**引用文:**
○ ○ ○ ○ ○ ○ ○

Last Updated on 2025年6月1日 by 渋田貴正
戸籍にフリガナが追加された背景とは?
2024年から順次、戸籍に氏名のフリガナ(カタカナ)を記載する制度が始まりました(戸籍法第13条の2)。これにより、新たに婚姻届や出生届などを提出する際には、氏名の読み仮名の記載が求められています。
背景には、行政手続のデジタル化やマイナンバー制度との連携、漢字の読み間違いを防ぐ目的があります。では、相続手続や登記・税務の場面でフリガナはどのような意味を持つのでしょうか?
相続における戸籍のフリガナの実務的影響
Q1. 死亡した母の戸籍にフリガナがないのですが、相続登記に支障はありますか?
- 支障はありません。
戸籍のフリガナはあくまで補助的な情報であり、相続登記や相続税申告では漢字氏名・生年月日・続柄などが重視されます。フリガナが記載されていない戸籍でも、問題なく相続人を特定できます。
Q2. 私のフリガナは「ミヤザキ」ですが、姉の戸籍には「ミヤサキ」と記載されています。将来の相続で問題になりますか?
- 問題ありません。
濁点の違い(ザとサ)や地域差による読み方の違いがあっても、戸籍上の続柄や氏名、生年月日で同一人物と確認できます。フリガナの相違で相続人の資格に影響が出ることはありません。
【具体例】フリガナが異なるケースと実務対応
漢字氏名 | フリガナの例 | 違いの内容 | 実務での対応 |
宮崎花子 | ミヤザキハナコ | 濁音の有無(ザとサ) | 生年月日や親子関係で判断され、登記や税務に問題なし |
藤原翔太 | フジワラショウタ/トウゲンショウタ | 同一漢字でも別の読み方 | 戸籍で一致が確認できれば問題なし |
斎藤和夫 | サイトウカズオ | 「斉」「齊」「齋」など異体字でも表音同じ | 実務上は補足資料で対応可能、影響なし |
不動産登記におけるフリガナ届出制度
2025年(令和7年)4月1日より、法改正により不動産登記申請の際に権利者(主に所有者)の氏名に対応するフリガナ(カタカナ)を届け出ることが義務化されました。この制度は、「不動産登記法の一部を改正する法律」(令和3年法律第24号)に基づくもので、登記簿の整備と将来的なデジタル管理を見据えたものです。

○ ○ ○ ○ ○ ○ ○

戸籍のフリガナを扱った引用文を、一字も変えずに全文そのまま書き出すこと。 これらのエントリは、引用文とは別の資料である。

○ ○ ○ ○ ○ ○ ○

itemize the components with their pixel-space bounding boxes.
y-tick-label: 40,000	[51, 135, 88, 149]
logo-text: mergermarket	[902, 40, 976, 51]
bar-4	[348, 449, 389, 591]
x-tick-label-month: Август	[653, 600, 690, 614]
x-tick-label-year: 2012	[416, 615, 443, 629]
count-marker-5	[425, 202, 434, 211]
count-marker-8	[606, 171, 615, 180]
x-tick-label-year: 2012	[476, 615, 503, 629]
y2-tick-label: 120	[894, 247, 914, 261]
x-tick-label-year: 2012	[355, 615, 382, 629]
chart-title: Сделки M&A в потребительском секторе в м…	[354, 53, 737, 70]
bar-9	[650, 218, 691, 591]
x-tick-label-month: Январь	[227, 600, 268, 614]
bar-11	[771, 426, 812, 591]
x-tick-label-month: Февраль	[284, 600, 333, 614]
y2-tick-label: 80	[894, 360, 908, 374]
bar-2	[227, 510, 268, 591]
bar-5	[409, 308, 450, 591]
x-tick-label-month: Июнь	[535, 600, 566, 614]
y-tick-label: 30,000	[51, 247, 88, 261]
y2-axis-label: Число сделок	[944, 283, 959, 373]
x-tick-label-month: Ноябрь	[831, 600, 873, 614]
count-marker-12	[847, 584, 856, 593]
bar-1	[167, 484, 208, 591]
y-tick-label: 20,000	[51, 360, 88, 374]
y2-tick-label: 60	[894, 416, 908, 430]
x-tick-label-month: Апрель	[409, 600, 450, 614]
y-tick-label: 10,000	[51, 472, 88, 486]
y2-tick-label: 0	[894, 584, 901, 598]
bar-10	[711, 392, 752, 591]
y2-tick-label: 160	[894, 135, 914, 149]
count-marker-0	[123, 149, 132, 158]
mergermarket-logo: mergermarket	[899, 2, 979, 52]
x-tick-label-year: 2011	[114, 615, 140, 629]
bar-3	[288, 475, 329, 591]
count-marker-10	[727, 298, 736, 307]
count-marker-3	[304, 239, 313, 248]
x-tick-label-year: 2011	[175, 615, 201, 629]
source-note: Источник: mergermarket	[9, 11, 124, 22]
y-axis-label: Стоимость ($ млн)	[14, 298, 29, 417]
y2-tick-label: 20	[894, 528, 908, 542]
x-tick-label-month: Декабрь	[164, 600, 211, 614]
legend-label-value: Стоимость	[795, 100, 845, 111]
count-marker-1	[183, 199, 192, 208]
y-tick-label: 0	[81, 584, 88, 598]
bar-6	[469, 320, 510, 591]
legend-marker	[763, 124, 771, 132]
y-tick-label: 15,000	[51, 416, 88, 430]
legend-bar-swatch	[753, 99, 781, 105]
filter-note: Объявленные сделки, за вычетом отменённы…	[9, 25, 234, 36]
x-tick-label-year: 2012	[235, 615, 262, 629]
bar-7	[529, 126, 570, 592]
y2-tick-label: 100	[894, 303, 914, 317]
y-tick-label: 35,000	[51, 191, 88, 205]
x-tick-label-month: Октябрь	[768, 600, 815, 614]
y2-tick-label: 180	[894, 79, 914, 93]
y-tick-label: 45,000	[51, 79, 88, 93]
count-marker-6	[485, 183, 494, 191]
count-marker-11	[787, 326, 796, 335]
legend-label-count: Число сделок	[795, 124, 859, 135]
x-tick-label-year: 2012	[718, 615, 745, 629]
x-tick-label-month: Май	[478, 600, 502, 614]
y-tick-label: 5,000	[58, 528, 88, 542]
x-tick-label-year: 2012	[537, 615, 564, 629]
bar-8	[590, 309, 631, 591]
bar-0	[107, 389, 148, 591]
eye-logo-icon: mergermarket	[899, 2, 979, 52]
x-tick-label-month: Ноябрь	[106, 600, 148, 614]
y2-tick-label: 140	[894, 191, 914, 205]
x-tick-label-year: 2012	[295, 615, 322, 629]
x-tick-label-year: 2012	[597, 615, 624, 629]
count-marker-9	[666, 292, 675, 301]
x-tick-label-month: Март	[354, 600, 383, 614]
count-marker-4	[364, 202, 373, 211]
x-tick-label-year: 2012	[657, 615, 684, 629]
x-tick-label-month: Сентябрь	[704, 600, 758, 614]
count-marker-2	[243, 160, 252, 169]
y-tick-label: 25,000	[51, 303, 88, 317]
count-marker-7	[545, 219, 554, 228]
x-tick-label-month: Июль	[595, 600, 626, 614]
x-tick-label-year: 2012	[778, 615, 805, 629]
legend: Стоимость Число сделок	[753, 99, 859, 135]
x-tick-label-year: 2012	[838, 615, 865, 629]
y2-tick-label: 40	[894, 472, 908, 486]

○ ○ ○ ○ ○ ○ ○

**回答:**
Last Updated on 2025年6月1日 by 渋田貴正
戸籍にフリガナが追加された背景とは?
2024年から順次、戸籍に氏名のフリガナ(カタカナ)を記載する制度が始まりました(戸籍法第13条の2)。これにより、新たに婚姻届や出生届などを提出する際には、氏名の読み仮名の記載が求められています。
背景には、行政手続のデジタル化やマイナンバー制度との連携、漢字の読み間違いを防ぐ目的があります。では、相続手続や登記・税務の場面でフリガナはどのような意味を持つのでしょうか?
相続における戸籍のフリガナの実務的影響
Q1. 死亡した母の戸籍にフリガナがないのですが、相続登記に支障はありますか?
- 支障はありません。
戸籍のフリガナはあくまで補助的な情報であり、相続登記や相続税申告では漢字氏名・生年月日・続柄などが重視されます。フリガナが記載されていない戸籍でも、問題なく相続人を特定できます。
Q2. 私のフリガナは「ミヤザキ」ですが、姉の戸籍には「ミヤサキ」と記載されています。将来の相続で問題になりますか?
- 問題ありません。
濁点の違い(ザとサ)や地域差による読み方の違いがあっても、戸籍上の続柄や氏名、生年月日で同一人物と確認できます。フリガナの相違で相続人の資格に影響が出ることはありません。
【具体例】フリガナが異なるケースと実務対応
漢字氏名 | フリガナの例 | 違いの内容 | 実務での対応 |
宮崎花子 | ミヤザキハナコ | 濁音の有無(ザとサ) | 生年月日や親子関係で判断され、登記や税務に問題なし |
藤原翔太 | フジワラショウタ/トウゲンショウタ | 同一漢字でも別の読み方 | 戸籍で一致が確認できれば問題なし |
斎藤和夫 | サイトウカズオ | 「斉」「齊」「齋」など異体字でも表音同じ | 実務上は補足資料で対応可能、影響なし |
不動産登記におけるフリガナ届出制度
2025年(令和7年)4月1日より、法改正により不動産登記申請の際に権利者(主に所有者)の氏名に対応するフリガナ(カタカナ)を届け出ることが義務化されました。この制度は、「不動産登記法の一部を改正する法律」(令和3年法律第24号)に基づくもので、登記簿の整備と将来的なデジタル管理を見据えたものです。